## begin RECORDS FOR THIS TASK

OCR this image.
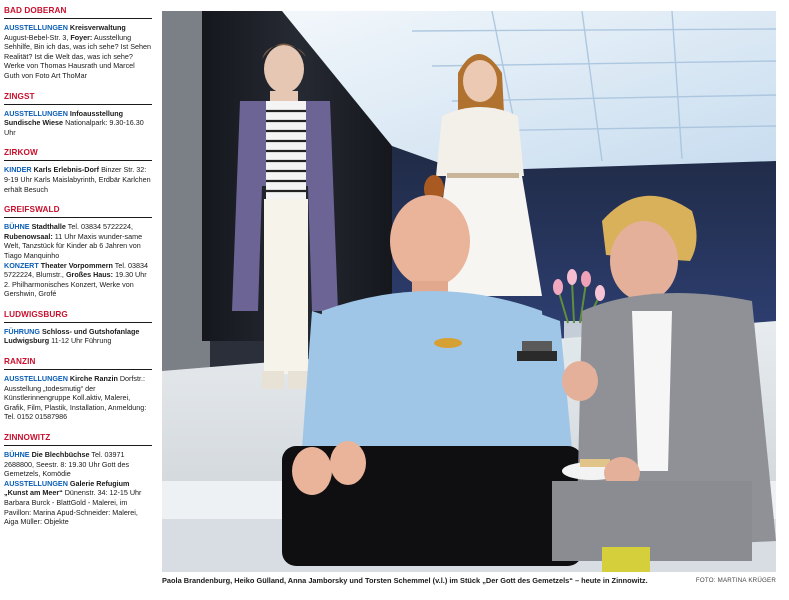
BAD DOBERAN
AUSSTELLUNGEN Kreisverwaltung August-Bebel-Str. 3, Foyer: Ausstellung Sehhilfe, Bin ich das, was ich sehe? Ist Sehen Realität? Ist die Welt das, was ich sehe? Werke von Thomas Hausrath und Marcel Guth von Foto Art ThoMar
ZINGST
AUSSTELLUNGEN Infoausstellung Sundische Wiese Nationalpark: 9.30-16.30 Uhr
ZIRKOW
KINDER Karls Erlebnis-Dorf Binzer Str. 32: 9-19 Uhr Karls Maislabyrinth, Erdbär Karlchen erhält Besuch
GREIFSWALD
BÜHNE Stadthalle Tel. 03834 5722224, Rubenowsaal: 11 Uhr Maxis wunder-same Welt, Tanzstück für Kinder ab 6 Jahren von Tiago Manquinho
KONZERT Theater Vorpommern Tel. 03834 5722224, Blumstr., Großes Haus: 19.30 Uhr 2. Philharmonisches Konzert, Werke von Gershwin, Grofé
LUDWIGSBURG
FÜHRUNG Schloss- und Gutshofanlage Ludwigsburg 11-12 Uhr Führung
RANZIN
AUSSTELLUNGEN Kirche Ranzin Dorfstr.: Ausstellung „todesmutig“ der Künstlerinnengruppe Koll.aktiv, Malerei, Grafik, Film, Plastik, Installation, Anmeldung: Tel. 0152 01587986
ZINNOWITZ
BÜHNE Die Blechbüchse Tel. 03971 2688800, Seestr. 8: 19.30 Uhr Gott des Gemetzels, Komödie
AUSSTELLUNGEN Galerie Refugium „Kunst am Meer“ Dünenstr. 34: 12-15 Uhr Barbara Burck - BlattGold - Malerei, im Pavillon: Marina Apud-Schneider: Malerei, Aiga Müller: Objekte
Paola Brandenburg, Heiko Gülland, Anna Jamborsky und Torsten Schemmel (v.l.) im Stück „Der Gott des Gemetzels“ – heute in Zinnowitz.	FOTO: MARTINA KRÜGER
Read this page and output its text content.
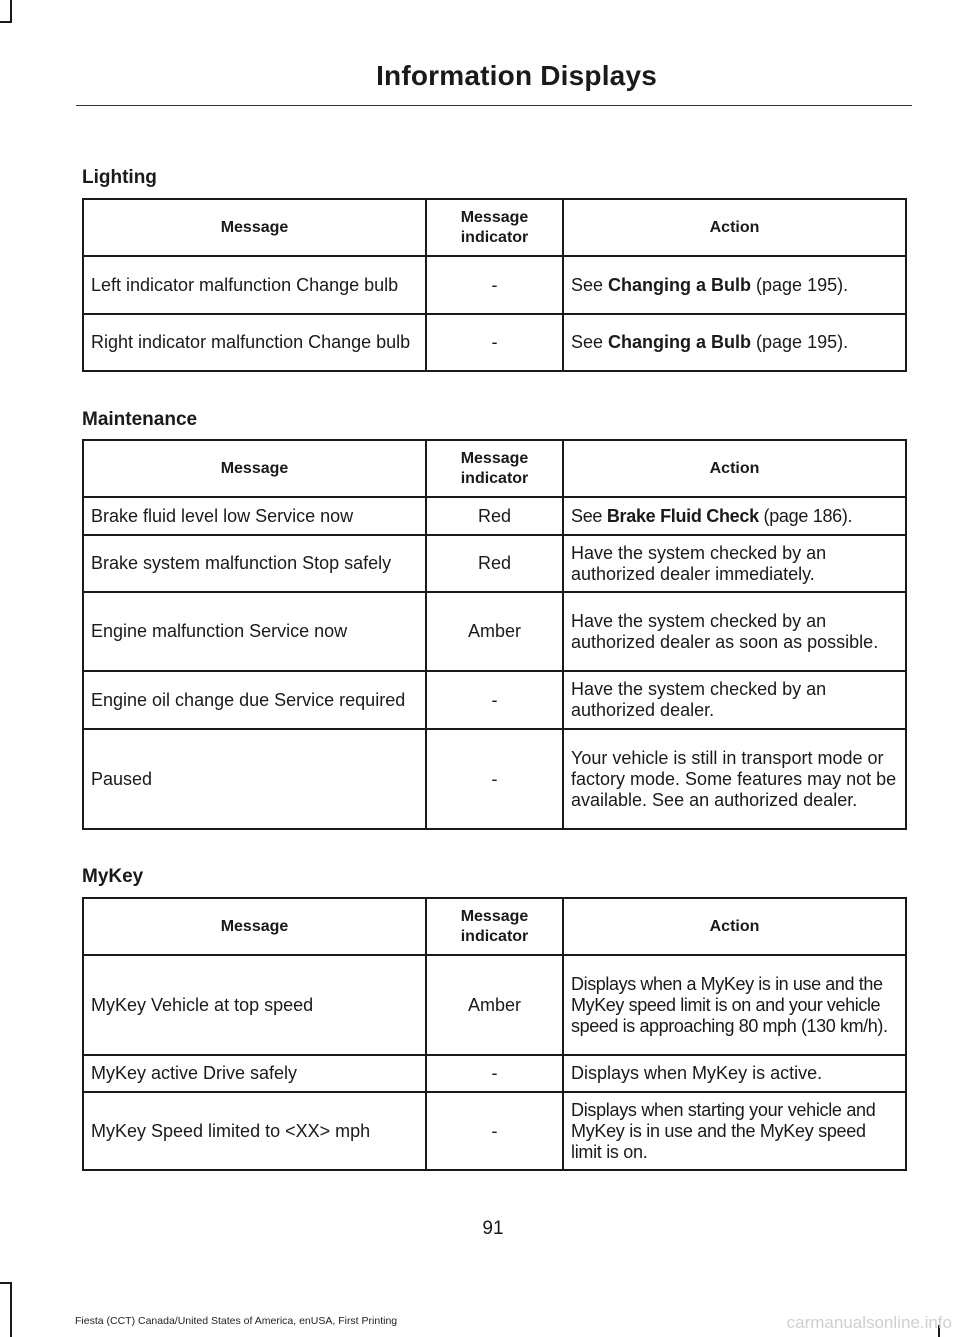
Information Displays
Lighting
Message	Message indicator	Action
Left indicator malfunction Change bulb	-	See Changing a Bulb (page 195).
Right indicator malfunction Change bulb	-	See Changing a Bulb (page 195).
Maintenance
Message	Message indicator	Action
Brake fluid level low Service now	Red	See Brake Fluid Check (page 186).
Brake system malfunction Stop safely	Red	Have the system checked by an authorized dealer immediately.
Engine malfunction Service now	Amber	Have the system checked by an authorized dealer as soon as possible.
Engine oil change due Service required	-	Have the system checked by an authorized dealer.
Paused	-	Your vehicle is still in transport mode or factory mode. Some features may not be available. See an authorized dealer.
MyKey
Message	Message indicator	Action
MyKey Vehicle at top speed	Amber	Displays when a MyKey is in use and the MyKey speed limit is on and your vehicle speed is approaching 80 mph (130 km/h).
MyKey active Drive safely	-	Displays when MyKey is active.
MyKey Speed limited to <XX> mph	-	Displays when starting your vehicle and MyKey is in use and the MyKey speed limit is on.
91
Fiesta (CCT) Canada/United States of America, enUSA, First Printing	carmanualsonline.info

## end RECORDS FOR THIS TASK

WHAT YOU SHOULD DO
Omit the images and transcribe all of the records above word for word.

RESULT OF THE TASK
OCR this image.
BAD DOBERAN
AUSSTELLUNGEN Kreisverwaltung August-Bebel-Str. 3, Foyer: Ausstellung Sehhilfe, Bin ich das, was ich sehe? Ist Sehen Realität? Ist die Welt das, was ich sehe? Werke von Thomas Hausrath und Marcel Guth von Foto Art ThoMar
ZINGST
AUSSTELLUNGEN Infoausstellung Sundische Wiese Nationalpark: 9.30-16.30 Uhr
ZIRKOW
KINDER Karls Erlebnis-Dorf Binzer Str. 32: 9-19 Uhr Karls Maislabyrinth, Erdbär Karlchen erhält Besuch
GREIFSWALD
BÜHNE Stadthalle Tel. 03834 5722224, Rubenowsaal: 11 Uhr Maxis wunder-same Welt, Tanzstück für Kinder ab 6 Jahren von Tiago Manquinho
KONZERT Theater Vorpommern Tel. 03834 5722224, Blumstr., Großes Haus: 19.30 Uhr 2. Philharmonisches Konzert, Werke von Gershwin, Grofé
LUDWIGSBURG
FÜHRUNG Schloss- und Gutshofanlage Ludwigsburg 11-12 Uhr Führung
RANZIN
AUSSTELLUNGEN Kirche Ranzin Dorfstr.: Ausstellung „todesmutig“ der Künstlerinnengruppe Koll.aktiv, Malerei, Grafik, Film, Plastik, Installation, Anmeldung: Tel. 0152 01587986
ZINNOWITZ
BÜHNE Die Blechbüchse Tel. 03971 2688800, Seestr. 8: 19.30 Uhr Gott des Gemetzels, Komödie
AUSSTELLUNGEN Galerie Refugium „Kunst am Meer“ Dünenstr. 34: 12-15 Uhr Barbara Burck - BlattGold - Malerei, im Pavillon: Marina Apud-Schneider: Malerei, Aiga Müller: Objekte
Paola Brandenburg, Heiko Gülland, Anna Jamborsky und Torsten Schemmel (v.l.) im Stück „Der Gott des Gemetzels“ – heute in Zinnowitz.	FOTO: MARTINA KRÜGER
Read this page and output its text content.
Information Displays
Lighting
Message	Message indicator	Action
Left indicator malfunction Change bulb	-	See Changing a Bulb (page 195).
Right indicator malfunction Change bulb	-	See Changing a Bulb (page 195).
Maintenance
Message	Message indicator	Action
Brake fluid level low Service now	Red	See Brake Fluid Check (page 186).
Brake system malfunction Stop safely	Red	Have the system checked by an authorized dealer immediately.
Engine malfunction Service now	Amber	Have the system checked by an authorized dealer as soon as possible.
Engine oil change due Service required	-	Have the system checked by an authorized dealer.
Paused	-	Your vehicle is still in transport mode or factory mode. Some features may not be available. See an authorized dealer.
MyKey
Message	Message indicator	Action
MyKey Vehicle at top speed	Amber	Displays when a MyKey is in use and the MyKey speed limit is on and your vehicle speed is approaching 80 mph (130 km/h).
MyKey active Drive safely	-	Displays when MyKey is active.
MyKey Speed limited to <XX> mph	-	Displays when starting your vehicle and MyKey is in use and the MyKey speed limit is on.
91
Fiesta (CCT) Canada/United States of America, enUSA, First Printing	carmanualsonline.info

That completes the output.